- Short task -
Of the lines below, how many hold the string "περὶ"? Give only the number.
----------
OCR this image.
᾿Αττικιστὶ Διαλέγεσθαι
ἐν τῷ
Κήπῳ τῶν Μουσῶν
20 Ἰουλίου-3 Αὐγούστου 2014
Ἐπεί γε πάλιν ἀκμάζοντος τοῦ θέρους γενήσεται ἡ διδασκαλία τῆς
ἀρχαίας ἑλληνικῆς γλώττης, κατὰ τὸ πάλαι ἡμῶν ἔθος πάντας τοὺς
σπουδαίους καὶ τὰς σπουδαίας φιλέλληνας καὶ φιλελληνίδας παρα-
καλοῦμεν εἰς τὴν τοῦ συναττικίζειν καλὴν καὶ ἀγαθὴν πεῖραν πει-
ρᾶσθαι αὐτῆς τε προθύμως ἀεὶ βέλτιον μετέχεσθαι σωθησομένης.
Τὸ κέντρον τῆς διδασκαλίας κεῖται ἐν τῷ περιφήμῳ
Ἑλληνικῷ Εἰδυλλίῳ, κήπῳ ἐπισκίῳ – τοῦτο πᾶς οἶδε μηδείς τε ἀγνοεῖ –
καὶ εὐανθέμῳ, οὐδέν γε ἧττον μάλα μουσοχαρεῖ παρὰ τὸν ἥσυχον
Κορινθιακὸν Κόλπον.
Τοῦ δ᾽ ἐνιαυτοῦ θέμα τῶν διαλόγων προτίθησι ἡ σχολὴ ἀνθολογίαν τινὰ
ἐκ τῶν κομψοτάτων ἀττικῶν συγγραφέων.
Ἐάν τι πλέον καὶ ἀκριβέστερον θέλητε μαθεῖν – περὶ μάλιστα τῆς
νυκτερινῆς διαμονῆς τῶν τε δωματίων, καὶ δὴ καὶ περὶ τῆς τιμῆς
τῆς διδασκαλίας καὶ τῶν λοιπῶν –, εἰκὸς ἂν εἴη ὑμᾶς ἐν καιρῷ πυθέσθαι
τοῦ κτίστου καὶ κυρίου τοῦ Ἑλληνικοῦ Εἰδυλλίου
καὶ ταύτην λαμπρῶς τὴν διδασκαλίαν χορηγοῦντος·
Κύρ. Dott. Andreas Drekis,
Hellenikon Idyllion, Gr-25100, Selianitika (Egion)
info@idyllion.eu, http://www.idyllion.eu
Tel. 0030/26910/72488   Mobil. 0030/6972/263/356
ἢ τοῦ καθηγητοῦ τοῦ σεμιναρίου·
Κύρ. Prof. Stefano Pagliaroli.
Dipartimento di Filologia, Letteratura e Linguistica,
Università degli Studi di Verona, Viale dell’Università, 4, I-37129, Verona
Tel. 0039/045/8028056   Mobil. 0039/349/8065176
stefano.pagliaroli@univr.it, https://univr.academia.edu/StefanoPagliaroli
----------
- Solution to this exercise -
2